### TEXTO DE ESTUDIO

Por el clima y la paz
La nutrición es más que la comida. Con el hambre se puede hacer política. El manejo consciente de los alimentos es una actitud que respeta y da dignidad a todas las criaturas vivientes de la Tierra. La ilusión por una buena comida tiene un efecto fortalecedor sobre la salud.
Este año, el Programa Mundial de Nutrición de las Naciones Unidas ha sido galardonado con el Premio Nobel de la Paz porque la lucha contra el hambre es un trabajo por la paz. Por otro lado, el hambre es un arma que puede utilizarse contra la población, y es uno de los efectos de la crisis climática. La sequía y las inundaciones arruinan las cosechas. La comida concierne a todos y es al mismo tiempo una base para la salud. La Organización Mundial de la Salud incluso postula un derecho humano a la salud.
¿Pero quién es responsable de todo esto? Con la pandemia de Covid 19, ha aumentado la conciencia de la conexión entre la salud personal y los alimentos ecológicos, porque los alimentos sanos sólo crecen en suelos sanos. También se hicieron evidentes las interdependencias en las cadenas de suministro y los abusos en la cría de animales. Está claro que los hábitos personales de compra tienen una influencia decisiva sobre el estado de nuestro mundo.
La diversidad es una expresión de lo vivo
Nos afecta a todos, y sólo juntos se puede superar la crisis, ya sea Covid-19, el cambio climático o el hambre. El respeto en el trato con los demás y con los animales, las plantas y la tierra son un requisito previo para ello.
Para conocer la relación que una cultura tiene con la comida, se puede tomar el paisaje como primer indicador. Las zonas con monocultivos de maíz o colza o las regiones deforestadas son el resultado de intereses económicos para los que las plantas y los animales no son más que «medios de producción» en una cadena de valor concebida como cadena de la más alta rentabilidad posible. Una diversidad de campos, pastos y bosques representa una cultura que sirve tanto para producir alimentos como para cuidar una variedad de formas de vida. Los primeros criterios de calidad para el cultivo y la nutrición son para mí la resiliencia y la salud para el hombre y la Tierra. Esto puede lograrse dando a la economía la función de servir a la vida.

######

▸ CONSIGNA 1: En el texto sobre alimentación, clima y paz, ¿qué entidad recibió este año el Premio Nobel de la Paz?
▸ CONSIGNA 2: Prosigue el texto sobre alimentación, clima y paz justo después de su última oración.

### DATOS EXTRAÍDOS

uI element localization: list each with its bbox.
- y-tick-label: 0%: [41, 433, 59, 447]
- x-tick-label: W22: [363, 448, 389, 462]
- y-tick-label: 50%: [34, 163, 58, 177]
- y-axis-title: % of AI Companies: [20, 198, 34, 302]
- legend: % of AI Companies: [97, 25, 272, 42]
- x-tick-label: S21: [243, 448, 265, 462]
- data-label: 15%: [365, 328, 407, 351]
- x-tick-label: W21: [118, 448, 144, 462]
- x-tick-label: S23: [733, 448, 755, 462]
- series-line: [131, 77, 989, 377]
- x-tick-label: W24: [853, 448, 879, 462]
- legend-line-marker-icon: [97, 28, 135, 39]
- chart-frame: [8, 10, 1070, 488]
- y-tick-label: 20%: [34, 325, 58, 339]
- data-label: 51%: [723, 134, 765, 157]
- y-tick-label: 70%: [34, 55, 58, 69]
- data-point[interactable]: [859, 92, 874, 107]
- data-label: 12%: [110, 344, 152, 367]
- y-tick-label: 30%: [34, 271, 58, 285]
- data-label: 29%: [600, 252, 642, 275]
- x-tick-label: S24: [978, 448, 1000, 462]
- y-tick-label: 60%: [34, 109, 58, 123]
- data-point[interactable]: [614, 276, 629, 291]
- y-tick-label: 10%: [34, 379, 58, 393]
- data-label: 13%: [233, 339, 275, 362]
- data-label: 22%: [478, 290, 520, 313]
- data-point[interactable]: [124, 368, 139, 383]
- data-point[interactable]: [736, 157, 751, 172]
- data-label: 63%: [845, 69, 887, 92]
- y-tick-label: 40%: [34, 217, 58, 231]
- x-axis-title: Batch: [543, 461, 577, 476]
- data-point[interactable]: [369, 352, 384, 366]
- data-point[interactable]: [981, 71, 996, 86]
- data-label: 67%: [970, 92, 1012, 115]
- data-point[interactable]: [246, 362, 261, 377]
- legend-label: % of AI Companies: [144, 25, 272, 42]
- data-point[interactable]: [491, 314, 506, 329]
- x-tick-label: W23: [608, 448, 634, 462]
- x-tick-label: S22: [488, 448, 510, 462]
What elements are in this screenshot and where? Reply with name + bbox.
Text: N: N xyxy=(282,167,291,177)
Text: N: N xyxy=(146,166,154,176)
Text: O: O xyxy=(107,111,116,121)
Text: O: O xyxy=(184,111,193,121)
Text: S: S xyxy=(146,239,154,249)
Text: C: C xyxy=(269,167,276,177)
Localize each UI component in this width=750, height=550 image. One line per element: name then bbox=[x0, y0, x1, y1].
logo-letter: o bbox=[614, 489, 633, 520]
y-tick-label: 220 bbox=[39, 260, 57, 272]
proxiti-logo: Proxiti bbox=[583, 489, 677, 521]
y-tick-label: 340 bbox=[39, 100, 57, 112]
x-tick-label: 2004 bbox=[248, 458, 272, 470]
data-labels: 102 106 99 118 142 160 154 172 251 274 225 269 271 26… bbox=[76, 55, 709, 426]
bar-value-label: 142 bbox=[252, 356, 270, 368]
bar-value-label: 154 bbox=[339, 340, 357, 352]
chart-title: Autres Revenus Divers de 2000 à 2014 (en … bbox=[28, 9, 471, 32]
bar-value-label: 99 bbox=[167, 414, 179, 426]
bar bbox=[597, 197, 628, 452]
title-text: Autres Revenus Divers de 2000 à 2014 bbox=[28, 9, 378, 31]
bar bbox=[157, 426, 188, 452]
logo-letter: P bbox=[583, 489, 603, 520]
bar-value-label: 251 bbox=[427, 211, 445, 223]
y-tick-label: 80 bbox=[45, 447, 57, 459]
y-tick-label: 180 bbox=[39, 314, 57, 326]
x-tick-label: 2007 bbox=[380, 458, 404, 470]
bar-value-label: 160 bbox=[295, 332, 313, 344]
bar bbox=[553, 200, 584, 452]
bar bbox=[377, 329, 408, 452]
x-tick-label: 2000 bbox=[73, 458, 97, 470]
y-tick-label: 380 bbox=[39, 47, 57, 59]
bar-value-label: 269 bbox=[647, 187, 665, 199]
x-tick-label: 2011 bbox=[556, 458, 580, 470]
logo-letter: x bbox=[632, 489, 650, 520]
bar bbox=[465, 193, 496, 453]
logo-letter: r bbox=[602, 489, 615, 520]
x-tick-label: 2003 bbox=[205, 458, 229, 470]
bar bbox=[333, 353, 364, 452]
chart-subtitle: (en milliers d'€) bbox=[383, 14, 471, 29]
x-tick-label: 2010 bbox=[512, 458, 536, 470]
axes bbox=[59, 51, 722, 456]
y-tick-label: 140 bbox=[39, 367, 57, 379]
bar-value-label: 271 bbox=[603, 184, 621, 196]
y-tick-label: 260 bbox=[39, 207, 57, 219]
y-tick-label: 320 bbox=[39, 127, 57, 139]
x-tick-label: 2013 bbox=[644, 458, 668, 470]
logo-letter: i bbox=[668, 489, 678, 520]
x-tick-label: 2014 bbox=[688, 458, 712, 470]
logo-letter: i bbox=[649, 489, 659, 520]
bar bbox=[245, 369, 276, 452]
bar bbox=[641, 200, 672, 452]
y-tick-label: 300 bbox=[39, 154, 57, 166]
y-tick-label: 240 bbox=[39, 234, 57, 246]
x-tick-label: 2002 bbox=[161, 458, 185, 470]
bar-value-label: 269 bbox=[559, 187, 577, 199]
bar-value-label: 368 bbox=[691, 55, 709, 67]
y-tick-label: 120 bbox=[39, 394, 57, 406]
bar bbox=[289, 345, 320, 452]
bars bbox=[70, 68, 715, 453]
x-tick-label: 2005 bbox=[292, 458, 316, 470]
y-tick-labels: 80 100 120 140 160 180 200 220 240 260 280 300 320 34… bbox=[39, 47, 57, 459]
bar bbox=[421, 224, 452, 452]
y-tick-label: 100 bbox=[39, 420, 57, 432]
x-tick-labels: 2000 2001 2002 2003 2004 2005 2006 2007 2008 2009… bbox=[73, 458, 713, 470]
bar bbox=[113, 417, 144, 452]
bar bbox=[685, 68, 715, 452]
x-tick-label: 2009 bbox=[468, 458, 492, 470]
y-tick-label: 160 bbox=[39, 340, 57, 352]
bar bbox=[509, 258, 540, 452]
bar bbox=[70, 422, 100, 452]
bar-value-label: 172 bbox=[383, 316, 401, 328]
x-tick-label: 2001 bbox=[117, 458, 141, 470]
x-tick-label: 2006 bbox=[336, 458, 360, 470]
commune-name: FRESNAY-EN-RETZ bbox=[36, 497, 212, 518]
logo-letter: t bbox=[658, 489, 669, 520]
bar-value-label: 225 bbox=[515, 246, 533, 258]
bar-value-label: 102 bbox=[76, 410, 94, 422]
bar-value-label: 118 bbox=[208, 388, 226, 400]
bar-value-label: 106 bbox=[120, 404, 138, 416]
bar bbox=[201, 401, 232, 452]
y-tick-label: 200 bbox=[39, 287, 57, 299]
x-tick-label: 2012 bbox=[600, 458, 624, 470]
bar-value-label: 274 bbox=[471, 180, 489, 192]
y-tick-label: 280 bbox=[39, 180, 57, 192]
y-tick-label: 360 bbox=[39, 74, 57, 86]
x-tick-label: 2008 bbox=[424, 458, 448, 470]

######

▸ RESULTADO 1: El Programa Mundial de Nutrición de las Naciones Unidas.

▸ RESULTADO 2:
Nuestros hábitos de comer son un aspecto importante de nuestra cultura. ¿Damos espacio a la comida o damos preferencia a la comida para llevar porque sentimos la urgencia de cumplir con los siguientes compromisos y citas, o nos tomamos nuestro tiempo para cocinar y comer juntos?
La comida como experiencia sensorial
Desde el estallido de la pandemia de Covid-19, más que nunca las familias han estado cocinando alimentos frescos en casa. Cuando el estado de ánimo es bajo o tenso, la comida es un buen medio para crear un ambiente familiar positivo, sobre todo cuando se cuida la variedad de gustos y colores. Una tendencia reciente de la ciencia nutricional es reconocer que la nutrición es más que la ingesta de nutrientes, y que también contribuye al bienestar y a una vida positiva y saludable.
La variedad de nuevas impresiones sensoriales transmite una sensación de alegría, lo que a su vez tiene un efecto fortalecedor en el microbioma intestinal y en el sistema inmunológico. Los resultados de la investigación dejan claro que incluso la charla de los comensales es beneficiosa para la salud- Es fácil de comprobar.